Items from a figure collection
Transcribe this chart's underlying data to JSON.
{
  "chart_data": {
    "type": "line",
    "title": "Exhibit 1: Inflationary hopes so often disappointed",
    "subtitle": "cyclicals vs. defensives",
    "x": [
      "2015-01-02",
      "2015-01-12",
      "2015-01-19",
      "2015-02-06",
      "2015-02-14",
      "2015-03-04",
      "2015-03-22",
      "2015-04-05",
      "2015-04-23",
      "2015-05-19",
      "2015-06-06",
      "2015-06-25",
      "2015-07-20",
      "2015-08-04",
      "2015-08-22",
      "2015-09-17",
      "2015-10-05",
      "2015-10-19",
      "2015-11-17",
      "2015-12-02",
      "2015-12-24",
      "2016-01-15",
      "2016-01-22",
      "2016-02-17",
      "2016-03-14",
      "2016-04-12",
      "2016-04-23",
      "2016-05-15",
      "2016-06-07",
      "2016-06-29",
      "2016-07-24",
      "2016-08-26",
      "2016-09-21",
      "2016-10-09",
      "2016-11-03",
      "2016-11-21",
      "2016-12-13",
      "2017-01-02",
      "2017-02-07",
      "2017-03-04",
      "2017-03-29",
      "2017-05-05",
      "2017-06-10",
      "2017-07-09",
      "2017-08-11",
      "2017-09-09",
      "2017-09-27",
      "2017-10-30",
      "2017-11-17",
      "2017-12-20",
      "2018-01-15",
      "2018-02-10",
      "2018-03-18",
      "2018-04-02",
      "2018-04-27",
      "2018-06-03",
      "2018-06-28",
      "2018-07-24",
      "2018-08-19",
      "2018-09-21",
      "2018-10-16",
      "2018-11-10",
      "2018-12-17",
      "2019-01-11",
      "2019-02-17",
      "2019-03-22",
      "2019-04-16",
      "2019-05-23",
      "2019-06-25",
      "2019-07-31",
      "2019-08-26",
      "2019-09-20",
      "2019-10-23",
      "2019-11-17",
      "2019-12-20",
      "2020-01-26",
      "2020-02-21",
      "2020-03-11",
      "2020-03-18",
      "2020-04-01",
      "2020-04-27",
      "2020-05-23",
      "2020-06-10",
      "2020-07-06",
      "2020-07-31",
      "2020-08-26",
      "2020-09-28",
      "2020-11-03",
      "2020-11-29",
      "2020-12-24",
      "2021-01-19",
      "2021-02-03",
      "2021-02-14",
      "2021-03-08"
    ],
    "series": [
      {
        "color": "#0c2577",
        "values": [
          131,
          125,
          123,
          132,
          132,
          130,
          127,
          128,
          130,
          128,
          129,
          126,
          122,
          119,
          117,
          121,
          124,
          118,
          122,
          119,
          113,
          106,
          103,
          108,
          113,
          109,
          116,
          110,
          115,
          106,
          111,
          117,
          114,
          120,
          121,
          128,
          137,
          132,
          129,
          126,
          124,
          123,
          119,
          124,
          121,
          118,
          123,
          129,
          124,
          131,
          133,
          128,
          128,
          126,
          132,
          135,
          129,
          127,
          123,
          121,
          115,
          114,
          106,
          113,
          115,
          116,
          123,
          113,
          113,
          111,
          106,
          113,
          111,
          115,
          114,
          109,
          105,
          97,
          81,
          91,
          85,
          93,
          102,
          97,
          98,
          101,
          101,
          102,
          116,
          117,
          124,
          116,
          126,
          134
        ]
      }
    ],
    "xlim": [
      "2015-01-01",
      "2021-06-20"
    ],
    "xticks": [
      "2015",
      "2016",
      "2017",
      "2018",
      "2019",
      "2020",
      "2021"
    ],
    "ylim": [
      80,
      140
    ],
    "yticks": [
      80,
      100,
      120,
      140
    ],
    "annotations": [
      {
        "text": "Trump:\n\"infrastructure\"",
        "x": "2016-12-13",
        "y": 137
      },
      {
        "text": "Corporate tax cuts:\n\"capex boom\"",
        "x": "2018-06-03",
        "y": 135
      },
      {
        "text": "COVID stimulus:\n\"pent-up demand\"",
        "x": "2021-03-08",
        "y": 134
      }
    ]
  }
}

REQUEST -> List each line holding the string "text".

RESULT FOR THIS TASK ->
        "text": "Trump:\n\"infrastructure\"",
        "text": "Corporate tax cuts:\n\"capex boom\"",
        "text": "COVID stimulus:\n\"pent-up demand\"",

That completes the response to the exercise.